What needs to be done: Here are some records. Copy each one exactly.

The data:
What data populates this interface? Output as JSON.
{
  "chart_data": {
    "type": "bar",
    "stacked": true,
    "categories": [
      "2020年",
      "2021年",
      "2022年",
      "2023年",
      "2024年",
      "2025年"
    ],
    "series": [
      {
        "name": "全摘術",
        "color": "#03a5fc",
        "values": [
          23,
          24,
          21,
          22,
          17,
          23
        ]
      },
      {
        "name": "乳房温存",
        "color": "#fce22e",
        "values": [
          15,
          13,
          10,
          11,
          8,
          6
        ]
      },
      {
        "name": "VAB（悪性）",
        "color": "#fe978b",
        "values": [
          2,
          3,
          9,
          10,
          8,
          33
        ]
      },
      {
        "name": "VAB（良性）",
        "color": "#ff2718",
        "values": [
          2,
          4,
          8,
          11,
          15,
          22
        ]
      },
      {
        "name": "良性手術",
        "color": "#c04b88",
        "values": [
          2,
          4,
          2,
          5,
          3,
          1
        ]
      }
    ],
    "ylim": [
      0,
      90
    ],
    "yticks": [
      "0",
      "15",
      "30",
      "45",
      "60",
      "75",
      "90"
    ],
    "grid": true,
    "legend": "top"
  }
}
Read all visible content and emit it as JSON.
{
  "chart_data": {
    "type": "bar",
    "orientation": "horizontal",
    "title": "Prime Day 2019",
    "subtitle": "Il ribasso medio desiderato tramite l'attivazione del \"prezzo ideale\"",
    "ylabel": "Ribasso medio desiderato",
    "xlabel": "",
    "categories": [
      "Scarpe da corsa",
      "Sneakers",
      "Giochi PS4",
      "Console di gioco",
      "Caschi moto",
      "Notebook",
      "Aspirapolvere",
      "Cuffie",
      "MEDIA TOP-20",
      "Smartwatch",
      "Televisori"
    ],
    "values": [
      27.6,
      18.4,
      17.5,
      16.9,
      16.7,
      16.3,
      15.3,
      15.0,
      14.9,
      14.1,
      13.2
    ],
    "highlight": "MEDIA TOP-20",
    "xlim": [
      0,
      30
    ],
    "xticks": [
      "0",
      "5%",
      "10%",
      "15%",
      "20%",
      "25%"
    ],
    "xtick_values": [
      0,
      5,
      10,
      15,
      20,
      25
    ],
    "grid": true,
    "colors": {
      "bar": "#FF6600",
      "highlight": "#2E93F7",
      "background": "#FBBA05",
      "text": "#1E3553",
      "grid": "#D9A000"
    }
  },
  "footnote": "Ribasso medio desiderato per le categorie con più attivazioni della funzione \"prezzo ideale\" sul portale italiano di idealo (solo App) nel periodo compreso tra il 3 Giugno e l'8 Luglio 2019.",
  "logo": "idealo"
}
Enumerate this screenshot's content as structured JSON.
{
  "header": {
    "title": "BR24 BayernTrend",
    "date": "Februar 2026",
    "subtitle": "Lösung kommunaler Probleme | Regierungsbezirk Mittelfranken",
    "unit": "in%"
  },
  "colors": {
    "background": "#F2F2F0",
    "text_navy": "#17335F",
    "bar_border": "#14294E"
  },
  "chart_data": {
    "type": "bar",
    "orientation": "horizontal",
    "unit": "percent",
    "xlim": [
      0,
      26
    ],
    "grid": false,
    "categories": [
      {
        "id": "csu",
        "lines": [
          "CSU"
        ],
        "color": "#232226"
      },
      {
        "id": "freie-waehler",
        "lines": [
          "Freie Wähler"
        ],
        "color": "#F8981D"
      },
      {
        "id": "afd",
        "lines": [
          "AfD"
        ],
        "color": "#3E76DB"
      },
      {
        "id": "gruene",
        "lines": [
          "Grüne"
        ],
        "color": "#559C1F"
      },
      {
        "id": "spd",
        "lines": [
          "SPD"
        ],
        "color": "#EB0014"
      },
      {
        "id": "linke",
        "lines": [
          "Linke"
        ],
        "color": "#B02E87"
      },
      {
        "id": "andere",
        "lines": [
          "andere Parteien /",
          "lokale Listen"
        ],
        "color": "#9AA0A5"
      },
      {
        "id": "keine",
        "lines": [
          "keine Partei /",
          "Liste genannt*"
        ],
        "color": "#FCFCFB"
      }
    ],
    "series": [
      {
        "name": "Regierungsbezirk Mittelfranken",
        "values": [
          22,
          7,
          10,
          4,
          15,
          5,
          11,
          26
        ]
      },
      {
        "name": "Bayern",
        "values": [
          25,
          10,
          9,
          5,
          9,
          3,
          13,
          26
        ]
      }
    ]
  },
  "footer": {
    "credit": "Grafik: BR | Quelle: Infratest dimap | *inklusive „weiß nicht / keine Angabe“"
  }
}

Output below:
What data populates this interface? Output as JSON.
{
  "chart_data": {
    "type": "bar",
    "stacked": true,
    "categories": [
      "2020年",
      "2021年",
      "2022年",
      "2023年",
      "2024年",
      "2025年"
    ],
    "series": [
      {
        "name": "全摘術",
        "color": "#03a5fc",
        "values": [
          23,
          24,
          21,
          22,
          17,
          23
        ]
      },
      {
        "name": "乳房温存",
        "color": "#fce22e",
        "values": [
          15,
          13,
          10,
          11,
          8,
          6
        ]
      },
      {
        "name": "VAB（悪性）",
        "color": "#fe978b",
        "values": [
          2,
          3,
          9,
          10,
          8,
          33
        ]
      },
      {
        "name": "VAB（良性）",
        "color": "#ff2718",
        "values": [
          2,
          4,
          8,
          11,
          15,
          22
        ]
      },
      {
        "name": "良性手術",
        "color": "#c04b88",
        "values": [
          2,
          4,
          2,
          5,
          3,
          1
        ]
      }
    ],
    "ylim": [
      0,
      90
    ],
    "yticks": [
      "0",
      "15",
      "30",
      "45",
      "60",
      "75",
      "90"
    ],
    "grid": true,
    "legend": "top"
  }
}
Read all visible content and emit it as JSON.
{
  "chart_data": {
    "type": "bar",
    "orientation": "horizontal",
    "title": "Prime Day 2019",
    "subtitle": "Il ribasso medio desiderato tramite l'attivazione del \"prezzo ideale\"",
    "ylabel": "Ribasso medio desiderato",
    "xlabel": "",
    "categories": [
      "Scarpe da corsa",
      "Sneakers",
      "Giochi PS4",
      "Console di gioco",
      "Caschi moto",
      "Notebook",
      "Aspirapolvere",
      "Cuffie",
      "MEDIA TOP-20",
      "Smartwatch",
      "Televisori"
    ],
    "values": [
      27.6,
      18.4,
      17.5,
      16.9,
      16.7,
      16.3,
      15.3,
      15.0,
      14.9,
      14.1,
      13.2
    ],
    "highlight": "MEDIA TOP-20",
    "xlim": [
      0,
      30
    ],
    "xticks": [
      "0",
      "5%",
      "10%",
      "15%",
      "20%",
      "25%"
    ],
    "xtick_values": [
      0,
      5,
      10,
      15,
      20,
      25
    ],
    "grid": true,
    "colors": {
      "bar": "#FF6600",
      "highlight": "#2E93F7",
      "background": "#FBBA05",
      "text": "#1E3553",
      "grid": "#D9A000"
    }
  },
  "footnote": "Ribasso medio desiderato per le categorie con più attivazioni della funzione \"prezzo ideale\" sul portale italiano di idealo (solo App) nel periodo compreso tra il 3 Giugno e l'8 Luglio 2019.",
  "logo": "idealo"
}
Enumerate this screenshot's content as structured JSON.
{
  "header": {
    "title": "BR24 BayernTrend",
    "date": "Februar 2026",
    "subtitle": "Lösung kommunaler Probleme | Regierungsbezirk Mittelfranken",
    "unit": "in%"
  },
  "colors": {
    "background": "#F2F2F0",
    "text_navy": "#17335F",
    "bar_border": "#14294E"
  },
  "chart_data": {
    "type": "bar",
    "orientation": "horizontal",
    "unit": "percent",
    "xlim": [
      0,
      26
    ],
    "grid": false,
    "categories": [
      {
        "id": "csu",
        "lines": [
          "CSU"
        ],
        "color": "#232226"
      },
      {
        "id": "freie-waehler",
        "lines": [
          "Freie Wähler"
        ],
        "color": "#F8981D"
      },
      {
        "id": "afd",
        "lines": [
          "AfD"
        ],
        "color": "#3E76DB"
      },
      {
        "id": "gruene",
        "lines": [
          "Grüne"
        ],
        "color": "#559C1F"
      },
      {
        "id": "spd",
        "lines": [
          "SPD"
        ],
        "color": "#EB0014"
      },
      {
        "id": "linke",
        "lines": [
          "Linke"
        ],
        "color": "#B02E87"
      },
      {
        "id": "andere",
        "lines": [
          "andere Parteien /",
          "lokale Listen"
        ],
        "color": "#9AA0A5"
      },
      {
        "id": "keine",
        "lines": [
          "keine Partei /",
          "Liste genannt*"
        ],
        "color": "#FCFCFB"
      }
    ],
    "series": [
      {
        "name": "Regierungsbezirk Mittelfranken",
        "values": [
          22,
          7,
          10,
          4,
          15,
          5,
          11,
          26
        ]
      },
      {
        "name": "Bayern",
        "values": [
          25,
          10,
          9,
          5,
          9,
          3,
          13,
          26
        ]
      }
    ]
  },
  "footer": {
    "credit": "Grafik: BR | Quelle: Infratest dimap | *inklusive „weiß nicht / keine Angabe“"
  }
}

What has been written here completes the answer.